- **SELECTED TEXT**:
1- get target to enter google credentials

2- log into target's account using those credentials with a proxy/controlled
IP that shows up nearby in geoip DBs

3- display a credible message, asking for 2factor code (something something
DHCP something something more buzzwords - dummy mode on)

Any reason this wouldn't work?

------
DigitalJack
This is almost verbatim to the spear phishing email that allowed the AP
twitter account to be compromised.

[http://jimromenesko.com/2013/04/23/ap-warned-staffers-
just-b...](http://jimromenesko.com/2013/04/23/ap-warned-staffers-just-before-
ap-was-hacked/)

------
jrochkind1
An interesting story.

> The email addresses for your twitter accounts should be on a system that is
> isolated from your organization’s normal email. This will make your Twitter
> accounts virtually invulnerable to phishing (providing that you’re using
> unique, strong passwords for every account).

- **EXTRACTED INFORMATION**:
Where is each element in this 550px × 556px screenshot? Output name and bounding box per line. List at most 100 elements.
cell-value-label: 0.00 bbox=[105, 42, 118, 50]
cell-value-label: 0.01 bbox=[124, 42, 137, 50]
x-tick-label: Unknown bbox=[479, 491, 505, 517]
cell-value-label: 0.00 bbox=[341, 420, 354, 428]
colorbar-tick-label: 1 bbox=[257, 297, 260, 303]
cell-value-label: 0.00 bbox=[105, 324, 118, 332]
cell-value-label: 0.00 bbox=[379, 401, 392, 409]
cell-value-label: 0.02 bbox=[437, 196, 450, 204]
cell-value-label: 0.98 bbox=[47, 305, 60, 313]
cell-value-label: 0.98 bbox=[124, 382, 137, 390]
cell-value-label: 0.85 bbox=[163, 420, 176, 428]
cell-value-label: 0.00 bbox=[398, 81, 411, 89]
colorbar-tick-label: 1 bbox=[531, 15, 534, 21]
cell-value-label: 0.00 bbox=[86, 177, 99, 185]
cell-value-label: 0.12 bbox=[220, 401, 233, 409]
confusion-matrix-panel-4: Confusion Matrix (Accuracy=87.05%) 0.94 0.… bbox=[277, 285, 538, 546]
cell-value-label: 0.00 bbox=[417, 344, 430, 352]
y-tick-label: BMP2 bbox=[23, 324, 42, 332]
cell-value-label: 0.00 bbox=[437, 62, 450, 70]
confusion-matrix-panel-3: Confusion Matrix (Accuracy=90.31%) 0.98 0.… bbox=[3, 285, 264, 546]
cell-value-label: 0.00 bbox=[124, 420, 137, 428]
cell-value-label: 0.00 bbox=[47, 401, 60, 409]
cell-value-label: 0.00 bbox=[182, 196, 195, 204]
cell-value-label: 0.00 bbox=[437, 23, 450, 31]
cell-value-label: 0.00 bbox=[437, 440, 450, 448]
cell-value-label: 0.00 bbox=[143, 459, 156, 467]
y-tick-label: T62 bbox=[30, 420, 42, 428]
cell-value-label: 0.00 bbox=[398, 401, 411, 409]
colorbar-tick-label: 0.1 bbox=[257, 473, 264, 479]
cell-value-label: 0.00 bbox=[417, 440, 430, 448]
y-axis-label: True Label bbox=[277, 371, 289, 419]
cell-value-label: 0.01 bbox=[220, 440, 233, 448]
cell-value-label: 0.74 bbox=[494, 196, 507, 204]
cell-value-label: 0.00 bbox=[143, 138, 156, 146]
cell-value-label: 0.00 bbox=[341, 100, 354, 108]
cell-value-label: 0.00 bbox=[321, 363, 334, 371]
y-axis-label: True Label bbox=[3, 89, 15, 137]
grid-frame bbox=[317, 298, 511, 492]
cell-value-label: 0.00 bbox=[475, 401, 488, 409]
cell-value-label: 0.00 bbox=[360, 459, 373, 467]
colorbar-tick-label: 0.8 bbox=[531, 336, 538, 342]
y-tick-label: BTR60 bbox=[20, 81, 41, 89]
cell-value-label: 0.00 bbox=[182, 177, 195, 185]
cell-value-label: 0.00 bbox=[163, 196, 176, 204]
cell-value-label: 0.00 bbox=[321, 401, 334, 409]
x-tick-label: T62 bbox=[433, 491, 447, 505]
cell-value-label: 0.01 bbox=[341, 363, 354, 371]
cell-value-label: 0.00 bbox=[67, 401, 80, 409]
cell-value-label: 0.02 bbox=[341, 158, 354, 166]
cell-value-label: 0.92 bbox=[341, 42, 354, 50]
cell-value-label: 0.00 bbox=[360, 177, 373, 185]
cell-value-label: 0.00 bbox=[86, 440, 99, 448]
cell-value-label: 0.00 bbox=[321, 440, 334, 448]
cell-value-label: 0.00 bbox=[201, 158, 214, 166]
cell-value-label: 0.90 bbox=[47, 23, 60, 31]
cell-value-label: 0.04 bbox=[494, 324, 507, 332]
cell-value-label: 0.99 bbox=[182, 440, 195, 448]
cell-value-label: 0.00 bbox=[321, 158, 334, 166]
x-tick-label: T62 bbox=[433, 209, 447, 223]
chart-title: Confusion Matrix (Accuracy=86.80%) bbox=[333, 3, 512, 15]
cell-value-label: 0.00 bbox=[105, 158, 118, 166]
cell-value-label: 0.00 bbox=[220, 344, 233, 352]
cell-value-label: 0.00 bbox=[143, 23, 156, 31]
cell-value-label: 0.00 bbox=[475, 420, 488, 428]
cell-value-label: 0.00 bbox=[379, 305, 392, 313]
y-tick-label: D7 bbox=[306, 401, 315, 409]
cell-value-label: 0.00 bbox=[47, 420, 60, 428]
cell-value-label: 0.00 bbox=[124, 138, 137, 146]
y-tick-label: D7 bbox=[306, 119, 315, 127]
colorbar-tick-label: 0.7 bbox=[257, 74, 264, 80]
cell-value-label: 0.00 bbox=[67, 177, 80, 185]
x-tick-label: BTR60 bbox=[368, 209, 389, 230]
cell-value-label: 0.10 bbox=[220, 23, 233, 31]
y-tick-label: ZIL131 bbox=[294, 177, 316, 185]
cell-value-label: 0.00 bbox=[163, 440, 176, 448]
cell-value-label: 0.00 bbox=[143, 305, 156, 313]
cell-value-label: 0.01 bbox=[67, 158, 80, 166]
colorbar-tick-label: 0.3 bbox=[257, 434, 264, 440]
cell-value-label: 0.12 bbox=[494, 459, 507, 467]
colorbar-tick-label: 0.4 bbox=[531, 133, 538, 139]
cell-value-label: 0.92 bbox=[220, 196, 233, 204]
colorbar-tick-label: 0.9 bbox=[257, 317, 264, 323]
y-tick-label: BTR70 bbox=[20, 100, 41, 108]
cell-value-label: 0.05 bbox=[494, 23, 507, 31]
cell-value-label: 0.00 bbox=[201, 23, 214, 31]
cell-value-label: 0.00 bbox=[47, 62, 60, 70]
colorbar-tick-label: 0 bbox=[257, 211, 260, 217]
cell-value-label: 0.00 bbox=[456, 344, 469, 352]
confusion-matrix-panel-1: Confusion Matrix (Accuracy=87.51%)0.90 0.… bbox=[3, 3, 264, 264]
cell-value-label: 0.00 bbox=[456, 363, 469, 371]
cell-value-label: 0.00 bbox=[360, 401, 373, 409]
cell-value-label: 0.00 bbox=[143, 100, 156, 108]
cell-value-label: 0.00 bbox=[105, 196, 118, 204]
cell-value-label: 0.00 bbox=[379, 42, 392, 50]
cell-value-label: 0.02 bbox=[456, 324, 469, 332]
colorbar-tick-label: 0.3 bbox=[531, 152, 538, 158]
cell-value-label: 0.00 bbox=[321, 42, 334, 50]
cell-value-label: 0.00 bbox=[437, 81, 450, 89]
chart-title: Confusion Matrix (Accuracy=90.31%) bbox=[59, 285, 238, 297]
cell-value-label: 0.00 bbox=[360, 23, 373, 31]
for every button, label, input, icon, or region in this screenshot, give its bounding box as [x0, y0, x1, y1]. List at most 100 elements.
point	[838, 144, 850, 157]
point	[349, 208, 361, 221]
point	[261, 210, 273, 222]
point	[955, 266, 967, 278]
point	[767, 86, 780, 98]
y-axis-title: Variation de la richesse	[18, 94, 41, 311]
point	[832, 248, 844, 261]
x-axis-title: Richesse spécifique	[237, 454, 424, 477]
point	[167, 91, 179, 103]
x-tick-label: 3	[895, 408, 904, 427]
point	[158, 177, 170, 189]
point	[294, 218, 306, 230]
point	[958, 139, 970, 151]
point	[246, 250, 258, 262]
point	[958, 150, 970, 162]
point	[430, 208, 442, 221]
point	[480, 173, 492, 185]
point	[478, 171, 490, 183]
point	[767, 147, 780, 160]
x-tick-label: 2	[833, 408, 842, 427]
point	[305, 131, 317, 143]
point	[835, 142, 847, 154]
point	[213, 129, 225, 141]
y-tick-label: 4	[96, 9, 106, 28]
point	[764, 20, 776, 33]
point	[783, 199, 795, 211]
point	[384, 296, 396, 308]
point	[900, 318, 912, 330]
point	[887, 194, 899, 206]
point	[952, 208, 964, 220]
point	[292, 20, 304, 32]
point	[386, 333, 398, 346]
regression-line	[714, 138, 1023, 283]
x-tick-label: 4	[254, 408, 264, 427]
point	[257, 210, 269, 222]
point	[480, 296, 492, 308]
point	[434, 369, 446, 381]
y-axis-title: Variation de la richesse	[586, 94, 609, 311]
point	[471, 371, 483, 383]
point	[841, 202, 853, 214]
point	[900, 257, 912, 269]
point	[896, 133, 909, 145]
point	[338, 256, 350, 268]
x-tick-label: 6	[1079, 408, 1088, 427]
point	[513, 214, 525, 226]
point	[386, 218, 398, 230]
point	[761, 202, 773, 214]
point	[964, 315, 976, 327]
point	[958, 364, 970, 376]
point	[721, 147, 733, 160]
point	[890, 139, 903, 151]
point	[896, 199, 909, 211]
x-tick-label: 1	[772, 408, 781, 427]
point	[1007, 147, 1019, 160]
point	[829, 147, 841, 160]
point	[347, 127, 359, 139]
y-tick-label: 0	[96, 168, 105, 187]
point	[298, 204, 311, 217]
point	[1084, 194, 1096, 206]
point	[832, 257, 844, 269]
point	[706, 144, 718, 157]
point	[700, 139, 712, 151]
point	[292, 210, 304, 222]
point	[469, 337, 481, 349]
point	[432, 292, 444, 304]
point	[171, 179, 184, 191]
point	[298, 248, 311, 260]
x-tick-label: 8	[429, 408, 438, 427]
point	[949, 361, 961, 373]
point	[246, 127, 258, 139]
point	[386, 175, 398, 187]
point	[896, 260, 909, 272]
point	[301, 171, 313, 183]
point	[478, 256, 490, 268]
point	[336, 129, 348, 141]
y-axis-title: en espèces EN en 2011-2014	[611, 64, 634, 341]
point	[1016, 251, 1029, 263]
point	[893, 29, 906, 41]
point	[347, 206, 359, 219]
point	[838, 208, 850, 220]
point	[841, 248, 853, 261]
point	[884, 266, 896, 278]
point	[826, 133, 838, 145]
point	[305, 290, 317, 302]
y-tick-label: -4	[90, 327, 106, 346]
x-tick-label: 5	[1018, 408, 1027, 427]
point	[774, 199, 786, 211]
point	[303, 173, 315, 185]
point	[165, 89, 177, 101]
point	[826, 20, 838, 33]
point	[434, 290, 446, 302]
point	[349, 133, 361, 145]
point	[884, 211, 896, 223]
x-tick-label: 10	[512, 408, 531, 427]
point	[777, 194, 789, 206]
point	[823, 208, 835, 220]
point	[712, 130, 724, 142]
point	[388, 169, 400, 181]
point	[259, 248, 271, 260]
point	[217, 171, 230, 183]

- **WORK INSTRUCTIONS**:
1. Please set down, word for word, the part of the phishing thread that opens with the words containing "3- display a" and closes with "this wouldn't work?".
2. Extract the lines of the listing unchanged, starting with its first line and ending with the line containing "confusion-matrix-panel-4: Confusion Matrix", both included.

- **ANSWERS TO THE EXERCISE**:
1.
3- display a credible message, asking for 2factor code (something something
DHCP something something more buzzwords - dummy mode on)

Any reason this wouldn't work?

2.
Where is each element in this 550px × 556px screenshot? Output name and bounding box per line. List at most 100 elements.
cell-value-label: 0.00 bbox=[105, 42, 118, 50]
cell-value-label: 0.01 bbox=[124, 42, 137, 50]
x-tick-label: Unknown bbox=[479, 491, 505, 517]
cell-value-label: 0.00 bbox=[341, 420, 354, 428]
colorbar-tick-label: 1 bbox=[257, 297, 260, 303]
cell-value-label: 0.00 bbox=[105, 324, 118, 332]
cell-value-label: 0.00 bbox=[379, 401, 392, 409]
cell-value-label: 0.02 bbox=[437, 196, 450, 204]
cell-value-label: 0.98 bbox=[47, 305, 60, 313]
cell-value-label: 0.98 bbox=[124, 382, 137, 390]
cell-value-label: 0.85 bbox=[163, 420, 176, 428]
cell-value-label: 0.00 bbox=[398, 81, 411, 89]
colorbar-tick-label: 1 bbox=[531, 15, 534, 21]
cell-value-label: 0.00 bbox=[86, 177, 99, 185]
cell-value-label: 0.12 bbox=[220, 401, 233, 409]
confusion-matrix-panel-4: Confusion Matrix (Accuracy=87.05%) 0.94 0.… bbox=[277, 285, 538, 546]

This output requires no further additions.